INSTRUCTION:
Check each line of the records below for the word "heating" and copy those where it appears.

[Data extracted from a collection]

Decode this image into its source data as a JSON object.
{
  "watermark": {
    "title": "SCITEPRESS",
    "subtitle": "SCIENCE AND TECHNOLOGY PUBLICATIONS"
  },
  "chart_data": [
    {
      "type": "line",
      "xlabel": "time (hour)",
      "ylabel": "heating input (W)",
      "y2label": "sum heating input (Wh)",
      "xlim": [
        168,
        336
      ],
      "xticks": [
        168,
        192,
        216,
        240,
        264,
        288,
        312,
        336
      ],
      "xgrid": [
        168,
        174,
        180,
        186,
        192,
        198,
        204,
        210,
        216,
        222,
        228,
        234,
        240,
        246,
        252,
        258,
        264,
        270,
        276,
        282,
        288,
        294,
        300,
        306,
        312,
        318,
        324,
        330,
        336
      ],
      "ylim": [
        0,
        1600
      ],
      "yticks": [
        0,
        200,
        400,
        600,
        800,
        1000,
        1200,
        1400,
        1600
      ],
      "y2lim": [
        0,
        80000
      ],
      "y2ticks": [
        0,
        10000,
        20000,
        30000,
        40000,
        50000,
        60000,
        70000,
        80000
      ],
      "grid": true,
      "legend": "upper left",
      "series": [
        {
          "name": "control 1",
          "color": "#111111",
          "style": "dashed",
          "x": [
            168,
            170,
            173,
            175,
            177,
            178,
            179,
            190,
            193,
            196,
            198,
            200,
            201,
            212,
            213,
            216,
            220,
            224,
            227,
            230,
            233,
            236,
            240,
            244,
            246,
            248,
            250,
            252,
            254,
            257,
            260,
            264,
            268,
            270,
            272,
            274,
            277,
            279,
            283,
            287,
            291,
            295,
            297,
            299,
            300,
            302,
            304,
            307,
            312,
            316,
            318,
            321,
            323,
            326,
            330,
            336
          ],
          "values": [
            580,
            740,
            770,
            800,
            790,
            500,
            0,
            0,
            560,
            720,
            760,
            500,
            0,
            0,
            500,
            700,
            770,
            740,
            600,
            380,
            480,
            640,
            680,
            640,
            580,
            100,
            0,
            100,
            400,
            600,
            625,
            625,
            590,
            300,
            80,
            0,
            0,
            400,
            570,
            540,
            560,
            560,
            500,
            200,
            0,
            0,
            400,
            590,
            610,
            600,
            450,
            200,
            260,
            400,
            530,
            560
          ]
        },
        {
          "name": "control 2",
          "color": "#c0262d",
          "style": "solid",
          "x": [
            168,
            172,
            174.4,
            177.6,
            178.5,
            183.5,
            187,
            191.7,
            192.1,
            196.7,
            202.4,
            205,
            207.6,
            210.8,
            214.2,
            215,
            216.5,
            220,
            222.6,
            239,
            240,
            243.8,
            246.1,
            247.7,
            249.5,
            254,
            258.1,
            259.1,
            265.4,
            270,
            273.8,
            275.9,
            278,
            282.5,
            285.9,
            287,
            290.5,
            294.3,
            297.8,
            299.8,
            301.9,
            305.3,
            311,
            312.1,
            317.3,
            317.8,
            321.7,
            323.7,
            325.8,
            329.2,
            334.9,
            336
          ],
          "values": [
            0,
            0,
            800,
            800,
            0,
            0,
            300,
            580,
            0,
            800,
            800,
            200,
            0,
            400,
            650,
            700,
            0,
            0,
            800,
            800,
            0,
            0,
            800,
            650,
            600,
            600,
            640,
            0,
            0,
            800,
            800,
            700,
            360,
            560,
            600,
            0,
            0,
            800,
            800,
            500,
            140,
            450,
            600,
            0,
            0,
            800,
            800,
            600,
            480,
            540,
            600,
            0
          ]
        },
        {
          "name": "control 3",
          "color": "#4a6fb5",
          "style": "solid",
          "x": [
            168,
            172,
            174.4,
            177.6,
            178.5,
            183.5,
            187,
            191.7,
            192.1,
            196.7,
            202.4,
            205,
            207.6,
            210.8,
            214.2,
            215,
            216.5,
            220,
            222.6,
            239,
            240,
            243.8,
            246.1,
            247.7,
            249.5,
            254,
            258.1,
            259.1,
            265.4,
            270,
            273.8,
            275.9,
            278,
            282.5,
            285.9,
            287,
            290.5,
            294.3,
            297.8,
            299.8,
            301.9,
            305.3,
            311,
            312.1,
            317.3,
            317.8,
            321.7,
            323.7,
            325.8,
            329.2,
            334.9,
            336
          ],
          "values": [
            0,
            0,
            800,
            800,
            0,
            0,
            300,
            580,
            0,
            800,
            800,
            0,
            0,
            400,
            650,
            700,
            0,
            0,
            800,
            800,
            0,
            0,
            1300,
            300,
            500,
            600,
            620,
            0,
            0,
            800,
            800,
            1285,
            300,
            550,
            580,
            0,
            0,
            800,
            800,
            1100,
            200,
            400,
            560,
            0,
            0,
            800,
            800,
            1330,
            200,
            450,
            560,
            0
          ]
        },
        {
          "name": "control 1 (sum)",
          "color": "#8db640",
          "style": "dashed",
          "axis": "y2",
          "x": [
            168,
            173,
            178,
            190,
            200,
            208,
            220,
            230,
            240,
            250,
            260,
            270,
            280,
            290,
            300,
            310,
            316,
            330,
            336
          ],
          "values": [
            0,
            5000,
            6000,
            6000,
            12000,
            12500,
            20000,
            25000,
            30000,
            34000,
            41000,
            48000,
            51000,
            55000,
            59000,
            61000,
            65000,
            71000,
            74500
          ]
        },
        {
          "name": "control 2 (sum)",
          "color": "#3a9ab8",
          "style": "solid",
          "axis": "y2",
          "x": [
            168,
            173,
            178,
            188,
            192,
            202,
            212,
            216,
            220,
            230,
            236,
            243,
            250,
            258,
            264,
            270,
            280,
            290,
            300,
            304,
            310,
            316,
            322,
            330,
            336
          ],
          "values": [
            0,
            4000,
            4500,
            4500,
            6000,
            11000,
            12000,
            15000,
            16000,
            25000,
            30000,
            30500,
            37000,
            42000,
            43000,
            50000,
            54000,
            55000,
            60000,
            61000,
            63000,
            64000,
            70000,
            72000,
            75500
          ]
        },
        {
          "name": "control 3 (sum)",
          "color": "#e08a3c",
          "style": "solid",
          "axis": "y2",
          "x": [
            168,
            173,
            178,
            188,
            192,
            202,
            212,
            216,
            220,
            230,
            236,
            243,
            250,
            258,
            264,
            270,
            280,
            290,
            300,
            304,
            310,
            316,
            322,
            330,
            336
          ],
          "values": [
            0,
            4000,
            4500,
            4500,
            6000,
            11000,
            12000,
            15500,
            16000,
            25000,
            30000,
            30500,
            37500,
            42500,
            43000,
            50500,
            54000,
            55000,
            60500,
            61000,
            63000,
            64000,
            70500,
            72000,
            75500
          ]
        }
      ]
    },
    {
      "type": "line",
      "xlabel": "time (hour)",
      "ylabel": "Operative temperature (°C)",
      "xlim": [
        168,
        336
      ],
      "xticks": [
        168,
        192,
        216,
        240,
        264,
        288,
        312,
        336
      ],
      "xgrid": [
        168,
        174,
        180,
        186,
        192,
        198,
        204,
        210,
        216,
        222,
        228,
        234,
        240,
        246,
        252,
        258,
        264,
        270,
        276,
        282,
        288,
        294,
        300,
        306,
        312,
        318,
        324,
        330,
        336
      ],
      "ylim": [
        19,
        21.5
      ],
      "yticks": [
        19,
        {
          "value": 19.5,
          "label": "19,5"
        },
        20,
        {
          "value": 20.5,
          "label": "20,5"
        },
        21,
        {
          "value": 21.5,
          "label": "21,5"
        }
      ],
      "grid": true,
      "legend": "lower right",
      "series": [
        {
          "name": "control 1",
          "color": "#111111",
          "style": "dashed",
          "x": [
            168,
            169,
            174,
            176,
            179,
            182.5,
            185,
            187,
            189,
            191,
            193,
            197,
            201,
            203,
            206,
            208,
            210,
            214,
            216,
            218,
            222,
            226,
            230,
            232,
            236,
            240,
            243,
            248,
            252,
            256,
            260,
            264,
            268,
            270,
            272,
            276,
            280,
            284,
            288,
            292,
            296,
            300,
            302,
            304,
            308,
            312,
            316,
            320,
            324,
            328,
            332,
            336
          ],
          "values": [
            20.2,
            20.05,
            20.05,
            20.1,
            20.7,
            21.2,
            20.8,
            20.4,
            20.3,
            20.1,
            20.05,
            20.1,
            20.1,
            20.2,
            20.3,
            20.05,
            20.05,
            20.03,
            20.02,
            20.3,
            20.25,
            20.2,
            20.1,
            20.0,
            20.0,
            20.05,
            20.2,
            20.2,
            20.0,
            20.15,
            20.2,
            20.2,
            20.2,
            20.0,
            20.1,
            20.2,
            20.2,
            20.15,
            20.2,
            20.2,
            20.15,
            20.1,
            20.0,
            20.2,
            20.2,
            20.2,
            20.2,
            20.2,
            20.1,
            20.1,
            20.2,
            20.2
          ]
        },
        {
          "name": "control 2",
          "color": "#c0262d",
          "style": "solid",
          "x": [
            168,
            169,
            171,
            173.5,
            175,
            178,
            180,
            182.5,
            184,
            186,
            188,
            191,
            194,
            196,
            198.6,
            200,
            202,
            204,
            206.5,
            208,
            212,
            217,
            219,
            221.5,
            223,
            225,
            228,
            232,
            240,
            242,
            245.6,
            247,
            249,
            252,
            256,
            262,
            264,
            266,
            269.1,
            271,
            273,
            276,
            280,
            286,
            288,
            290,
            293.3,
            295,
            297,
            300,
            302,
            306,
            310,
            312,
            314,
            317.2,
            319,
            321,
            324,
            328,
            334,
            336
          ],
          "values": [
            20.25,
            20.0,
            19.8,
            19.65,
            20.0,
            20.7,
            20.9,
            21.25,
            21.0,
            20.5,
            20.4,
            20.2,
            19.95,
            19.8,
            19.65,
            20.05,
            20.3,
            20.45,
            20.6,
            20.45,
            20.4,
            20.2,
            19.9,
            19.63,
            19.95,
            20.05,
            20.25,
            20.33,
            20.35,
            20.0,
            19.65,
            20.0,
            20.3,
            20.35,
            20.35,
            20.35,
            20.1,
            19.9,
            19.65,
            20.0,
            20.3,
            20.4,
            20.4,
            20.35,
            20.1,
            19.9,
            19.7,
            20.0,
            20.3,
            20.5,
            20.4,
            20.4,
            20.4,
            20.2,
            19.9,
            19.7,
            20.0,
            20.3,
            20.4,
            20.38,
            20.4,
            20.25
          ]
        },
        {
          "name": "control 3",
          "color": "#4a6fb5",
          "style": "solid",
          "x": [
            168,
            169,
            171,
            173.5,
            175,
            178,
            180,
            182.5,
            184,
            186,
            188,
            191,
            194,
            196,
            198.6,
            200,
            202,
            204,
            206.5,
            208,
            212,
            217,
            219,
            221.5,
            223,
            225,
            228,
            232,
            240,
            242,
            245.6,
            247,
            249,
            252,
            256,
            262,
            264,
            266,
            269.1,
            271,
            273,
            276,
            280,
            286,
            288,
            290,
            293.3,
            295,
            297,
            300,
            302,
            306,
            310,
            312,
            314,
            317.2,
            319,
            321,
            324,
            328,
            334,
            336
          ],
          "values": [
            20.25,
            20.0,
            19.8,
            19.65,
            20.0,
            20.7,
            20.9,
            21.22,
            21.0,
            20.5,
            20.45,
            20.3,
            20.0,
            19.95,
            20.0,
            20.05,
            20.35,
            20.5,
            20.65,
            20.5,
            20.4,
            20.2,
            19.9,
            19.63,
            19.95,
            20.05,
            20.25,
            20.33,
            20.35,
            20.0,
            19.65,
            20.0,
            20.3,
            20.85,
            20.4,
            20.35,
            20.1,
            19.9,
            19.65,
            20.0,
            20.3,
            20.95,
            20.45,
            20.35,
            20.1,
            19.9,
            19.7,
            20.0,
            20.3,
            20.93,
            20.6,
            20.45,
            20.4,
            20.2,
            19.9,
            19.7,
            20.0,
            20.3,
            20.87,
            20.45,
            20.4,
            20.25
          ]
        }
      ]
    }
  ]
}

RESULT FOR THIS TASK:
      "ylabel": "heating input (W)",
      "y2label": "sum heating input (Wh)",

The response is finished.